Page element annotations
- - - - -
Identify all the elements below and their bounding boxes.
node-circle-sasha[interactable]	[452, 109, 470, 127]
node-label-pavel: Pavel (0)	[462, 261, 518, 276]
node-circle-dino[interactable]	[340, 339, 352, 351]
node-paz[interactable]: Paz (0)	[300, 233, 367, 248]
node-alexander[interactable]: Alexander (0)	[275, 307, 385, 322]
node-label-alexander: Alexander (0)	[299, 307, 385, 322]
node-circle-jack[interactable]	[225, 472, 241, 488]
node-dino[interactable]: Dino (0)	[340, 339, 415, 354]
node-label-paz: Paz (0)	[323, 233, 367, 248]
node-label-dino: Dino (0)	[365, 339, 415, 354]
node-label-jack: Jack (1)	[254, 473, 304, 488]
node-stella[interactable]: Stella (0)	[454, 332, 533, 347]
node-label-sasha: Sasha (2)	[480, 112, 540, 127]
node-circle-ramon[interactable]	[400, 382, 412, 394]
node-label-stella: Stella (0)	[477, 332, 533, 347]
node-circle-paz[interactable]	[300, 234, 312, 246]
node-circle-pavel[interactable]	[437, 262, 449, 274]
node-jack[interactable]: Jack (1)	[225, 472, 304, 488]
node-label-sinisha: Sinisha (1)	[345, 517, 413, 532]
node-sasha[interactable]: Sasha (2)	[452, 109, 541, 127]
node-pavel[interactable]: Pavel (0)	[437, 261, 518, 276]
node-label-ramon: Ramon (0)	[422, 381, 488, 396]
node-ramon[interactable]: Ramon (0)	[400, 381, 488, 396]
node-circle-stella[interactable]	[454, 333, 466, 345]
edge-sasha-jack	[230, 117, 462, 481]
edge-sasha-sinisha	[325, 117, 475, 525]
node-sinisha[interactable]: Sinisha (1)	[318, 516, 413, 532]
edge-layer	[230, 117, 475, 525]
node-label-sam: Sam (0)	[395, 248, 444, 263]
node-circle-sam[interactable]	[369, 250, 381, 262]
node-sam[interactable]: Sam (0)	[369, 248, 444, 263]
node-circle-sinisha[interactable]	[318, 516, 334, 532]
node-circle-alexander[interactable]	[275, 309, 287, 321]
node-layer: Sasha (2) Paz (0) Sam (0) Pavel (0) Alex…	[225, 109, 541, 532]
- - - - -
### Objective
Copy out the listing above line for line, with no changes.

### Exercise answer
Identify all the elements below and their bounding boxes.
node-circle-sasha[interactable]	[452, 109, 470, 127]
node-label-pavel: Pavel (0)	[462, 261, 518, 276]
node-circle-dino[interactable]	[340, 339, 352, 351]
node-paz[interactable]: Paz (0)	[300, 233, 367, 248]
node-alexander[interactable]: Alexander (0)	[275, 307, 385, 322]
node-label-alexander: Alexander (0)	[299, 307, 385, 322]
node-circle-jack[interactable]	[225, 472, 241, 488]
node-dino[interactable]: Dino (0)	[340, 339, 415, 354]
node-label-paz: Paz (0)	[323, 233, 367, 248]
node-label-dino: Dino (0)	[365, 339, 415, 354]
node-label-jack: Jack (1)	[254, 473, 304, 488]
node-stella[interactable]: Stella (0)	[454, 332, 533, 347]
node-label-sasha: Sasha (2)	[480, 112, 540, 127]
node-circle-ramon[interactable]	[400, 382, 412, 394]
node-label-stella: Stella (0)	[477, 332, 533, 347]
node-circle-paz[interactable]	[300, 234, 312, 246]
node-circle-pavel[interactable]	[437, 262, 449, 274]
node-jack[interactable]: Jack (1)	[225, 472, 304, 488]
node-label-sinisha: Sinisha (1)	[345, 517, 413, 532]
node-sasha[interactable]: Sasha (2)	[452, 109, 541, 127]
node-pavel[interactable]: Pavel (0)	[437, 261, 518, 276]
node-label-ramon: Ramon (0)	[422, 381, 488, 396]
node-ramon[interactable]: Ramon (0)	[400, 381, 488, 396]
node-circle-stella[interactable]	[454, 333, 466, 345]
edge-sasha-jack	[230, 117, 462, 481]
edge-sasha-sinisha	[325, 117, 475, 525]
node-sinisha[interactable]: Sinisha (1)	[318, 516, 413, 532]
edge-layer	[230, 117, 475, 525]
node-label-sam: Sam (0)	[395, 248, 444, 263]
node-circle-sam[interactable]	[369, 250, 381, 262]
node-sam[interactable]: Sam (0)	[369, 248, 444, 263]
node-circle-sinisha[interactable]	[318, 516, 334, 532]
node-circle-alexander[interactable]	[275, 309, 287, 321]
node-layer: Sasha (2) Paz (0) Sam (0) Pavel (0) Alex…	[225, 109, 541, 532]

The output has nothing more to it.